● **Written instruction**: Answer with one number only: the number of lines that contain "name".

● **Stored data entries**:
►
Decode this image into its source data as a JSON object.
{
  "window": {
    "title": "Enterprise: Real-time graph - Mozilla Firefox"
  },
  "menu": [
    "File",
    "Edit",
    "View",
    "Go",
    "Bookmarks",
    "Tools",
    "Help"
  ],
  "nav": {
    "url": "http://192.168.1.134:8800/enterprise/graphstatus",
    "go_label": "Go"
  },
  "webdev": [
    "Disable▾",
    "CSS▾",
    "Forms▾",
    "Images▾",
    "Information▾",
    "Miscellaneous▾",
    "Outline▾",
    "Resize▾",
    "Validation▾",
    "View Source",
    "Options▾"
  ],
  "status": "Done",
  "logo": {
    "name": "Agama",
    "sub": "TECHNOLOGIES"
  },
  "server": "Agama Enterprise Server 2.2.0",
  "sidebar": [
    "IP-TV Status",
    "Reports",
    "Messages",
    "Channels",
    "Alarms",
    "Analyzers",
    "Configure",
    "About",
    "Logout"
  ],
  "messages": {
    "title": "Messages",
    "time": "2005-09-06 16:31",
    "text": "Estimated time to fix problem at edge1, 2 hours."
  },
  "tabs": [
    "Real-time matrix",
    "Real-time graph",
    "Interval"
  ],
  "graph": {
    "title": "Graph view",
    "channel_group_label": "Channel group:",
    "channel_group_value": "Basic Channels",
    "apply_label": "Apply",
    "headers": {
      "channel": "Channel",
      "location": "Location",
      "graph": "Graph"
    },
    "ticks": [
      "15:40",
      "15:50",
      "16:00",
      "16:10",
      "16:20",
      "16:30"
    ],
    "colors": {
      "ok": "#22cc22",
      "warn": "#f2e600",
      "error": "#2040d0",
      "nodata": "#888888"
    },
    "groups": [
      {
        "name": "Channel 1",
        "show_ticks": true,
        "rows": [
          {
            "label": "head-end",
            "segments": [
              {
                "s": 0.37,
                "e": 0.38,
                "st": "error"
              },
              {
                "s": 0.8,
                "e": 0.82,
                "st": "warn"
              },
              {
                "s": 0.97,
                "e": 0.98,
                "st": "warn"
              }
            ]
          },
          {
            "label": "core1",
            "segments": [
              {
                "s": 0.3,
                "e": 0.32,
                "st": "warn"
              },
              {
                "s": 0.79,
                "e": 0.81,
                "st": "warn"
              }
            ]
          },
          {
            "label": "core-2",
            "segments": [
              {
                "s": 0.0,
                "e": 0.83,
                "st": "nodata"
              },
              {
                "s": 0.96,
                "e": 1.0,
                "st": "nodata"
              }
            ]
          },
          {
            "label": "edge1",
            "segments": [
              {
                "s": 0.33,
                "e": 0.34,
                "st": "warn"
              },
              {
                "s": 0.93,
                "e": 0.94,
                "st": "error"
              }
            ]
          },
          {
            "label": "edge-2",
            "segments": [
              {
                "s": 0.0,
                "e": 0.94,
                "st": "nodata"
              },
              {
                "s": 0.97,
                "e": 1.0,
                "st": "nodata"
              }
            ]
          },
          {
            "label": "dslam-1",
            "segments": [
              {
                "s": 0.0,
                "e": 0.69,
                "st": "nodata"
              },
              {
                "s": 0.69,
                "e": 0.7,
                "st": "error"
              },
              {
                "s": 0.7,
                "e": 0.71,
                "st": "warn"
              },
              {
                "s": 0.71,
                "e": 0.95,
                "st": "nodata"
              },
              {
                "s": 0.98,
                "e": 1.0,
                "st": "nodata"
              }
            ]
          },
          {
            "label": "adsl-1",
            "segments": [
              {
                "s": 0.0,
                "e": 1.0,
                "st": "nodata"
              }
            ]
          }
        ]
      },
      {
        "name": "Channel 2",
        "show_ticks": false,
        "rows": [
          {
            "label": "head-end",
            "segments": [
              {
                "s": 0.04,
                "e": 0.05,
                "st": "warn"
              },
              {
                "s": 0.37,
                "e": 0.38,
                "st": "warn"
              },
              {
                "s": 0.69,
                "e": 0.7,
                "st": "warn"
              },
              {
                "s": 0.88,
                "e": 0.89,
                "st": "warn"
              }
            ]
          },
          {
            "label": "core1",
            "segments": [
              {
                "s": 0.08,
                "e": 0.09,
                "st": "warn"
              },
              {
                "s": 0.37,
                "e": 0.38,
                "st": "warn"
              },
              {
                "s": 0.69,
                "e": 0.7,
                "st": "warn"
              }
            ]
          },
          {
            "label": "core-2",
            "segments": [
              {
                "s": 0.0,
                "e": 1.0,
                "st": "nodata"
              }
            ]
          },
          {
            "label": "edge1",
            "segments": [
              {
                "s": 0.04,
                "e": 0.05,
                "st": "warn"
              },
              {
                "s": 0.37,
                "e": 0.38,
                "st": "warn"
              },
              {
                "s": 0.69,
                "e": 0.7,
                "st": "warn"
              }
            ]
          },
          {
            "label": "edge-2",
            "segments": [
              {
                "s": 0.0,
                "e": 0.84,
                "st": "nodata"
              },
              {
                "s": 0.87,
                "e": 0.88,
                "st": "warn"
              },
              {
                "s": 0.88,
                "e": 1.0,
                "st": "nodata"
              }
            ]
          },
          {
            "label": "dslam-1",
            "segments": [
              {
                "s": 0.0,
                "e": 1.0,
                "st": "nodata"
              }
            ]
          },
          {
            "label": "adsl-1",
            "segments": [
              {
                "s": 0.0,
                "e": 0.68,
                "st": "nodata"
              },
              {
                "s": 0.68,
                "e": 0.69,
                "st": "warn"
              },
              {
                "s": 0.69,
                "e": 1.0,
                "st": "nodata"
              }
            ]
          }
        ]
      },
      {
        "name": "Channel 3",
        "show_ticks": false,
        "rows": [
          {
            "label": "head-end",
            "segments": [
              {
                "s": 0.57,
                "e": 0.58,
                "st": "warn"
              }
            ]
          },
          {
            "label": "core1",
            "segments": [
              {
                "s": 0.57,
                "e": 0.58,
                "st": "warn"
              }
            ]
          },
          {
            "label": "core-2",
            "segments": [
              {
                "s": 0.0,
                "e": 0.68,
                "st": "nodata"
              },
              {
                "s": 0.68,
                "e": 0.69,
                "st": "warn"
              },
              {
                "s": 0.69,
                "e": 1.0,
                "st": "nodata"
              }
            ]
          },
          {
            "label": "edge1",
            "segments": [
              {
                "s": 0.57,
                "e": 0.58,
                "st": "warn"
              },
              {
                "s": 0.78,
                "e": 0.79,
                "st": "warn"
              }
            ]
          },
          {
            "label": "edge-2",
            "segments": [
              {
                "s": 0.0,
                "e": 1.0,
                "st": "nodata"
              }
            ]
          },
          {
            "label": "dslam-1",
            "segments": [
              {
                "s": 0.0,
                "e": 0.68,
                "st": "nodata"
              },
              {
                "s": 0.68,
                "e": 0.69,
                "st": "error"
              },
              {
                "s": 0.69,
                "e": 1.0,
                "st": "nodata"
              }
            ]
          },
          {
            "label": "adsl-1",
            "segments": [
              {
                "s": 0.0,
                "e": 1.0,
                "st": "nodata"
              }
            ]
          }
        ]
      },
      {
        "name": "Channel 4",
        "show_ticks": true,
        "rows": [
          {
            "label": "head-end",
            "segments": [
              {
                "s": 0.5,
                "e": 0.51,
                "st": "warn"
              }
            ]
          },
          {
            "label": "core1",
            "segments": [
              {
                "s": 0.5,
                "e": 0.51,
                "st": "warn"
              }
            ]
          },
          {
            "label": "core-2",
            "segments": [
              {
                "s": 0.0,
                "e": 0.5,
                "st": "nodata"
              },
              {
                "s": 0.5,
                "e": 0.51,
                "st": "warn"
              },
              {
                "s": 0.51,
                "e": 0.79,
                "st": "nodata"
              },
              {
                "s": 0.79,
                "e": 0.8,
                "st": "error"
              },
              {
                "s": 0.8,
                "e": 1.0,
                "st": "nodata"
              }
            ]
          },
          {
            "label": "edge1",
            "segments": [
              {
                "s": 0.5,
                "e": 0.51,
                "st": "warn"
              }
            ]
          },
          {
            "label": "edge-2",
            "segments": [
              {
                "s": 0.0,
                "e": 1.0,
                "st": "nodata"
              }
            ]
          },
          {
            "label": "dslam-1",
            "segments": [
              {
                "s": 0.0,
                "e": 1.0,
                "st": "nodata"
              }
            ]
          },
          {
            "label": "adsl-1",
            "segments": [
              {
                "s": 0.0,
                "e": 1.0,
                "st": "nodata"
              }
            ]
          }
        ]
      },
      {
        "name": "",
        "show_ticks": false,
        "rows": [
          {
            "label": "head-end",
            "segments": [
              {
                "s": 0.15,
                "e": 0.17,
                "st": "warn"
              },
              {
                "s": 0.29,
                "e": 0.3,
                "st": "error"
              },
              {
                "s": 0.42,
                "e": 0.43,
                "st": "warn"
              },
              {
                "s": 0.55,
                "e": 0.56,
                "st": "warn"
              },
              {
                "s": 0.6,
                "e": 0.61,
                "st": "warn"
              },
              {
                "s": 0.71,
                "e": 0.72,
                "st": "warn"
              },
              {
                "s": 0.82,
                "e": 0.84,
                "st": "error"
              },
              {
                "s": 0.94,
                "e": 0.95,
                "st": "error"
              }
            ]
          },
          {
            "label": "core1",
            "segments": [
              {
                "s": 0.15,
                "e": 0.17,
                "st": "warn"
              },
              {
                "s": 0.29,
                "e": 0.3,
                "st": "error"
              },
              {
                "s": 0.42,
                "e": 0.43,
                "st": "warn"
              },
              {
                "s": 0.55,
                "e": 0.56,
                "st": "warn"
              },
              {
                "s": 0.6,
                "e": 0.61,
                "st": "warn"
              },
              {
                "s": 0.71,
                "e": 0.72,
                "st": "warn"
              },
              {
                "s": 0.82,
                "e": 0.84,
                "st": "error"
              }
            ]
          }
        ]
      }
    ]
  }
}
◄
● **Correct response**: 6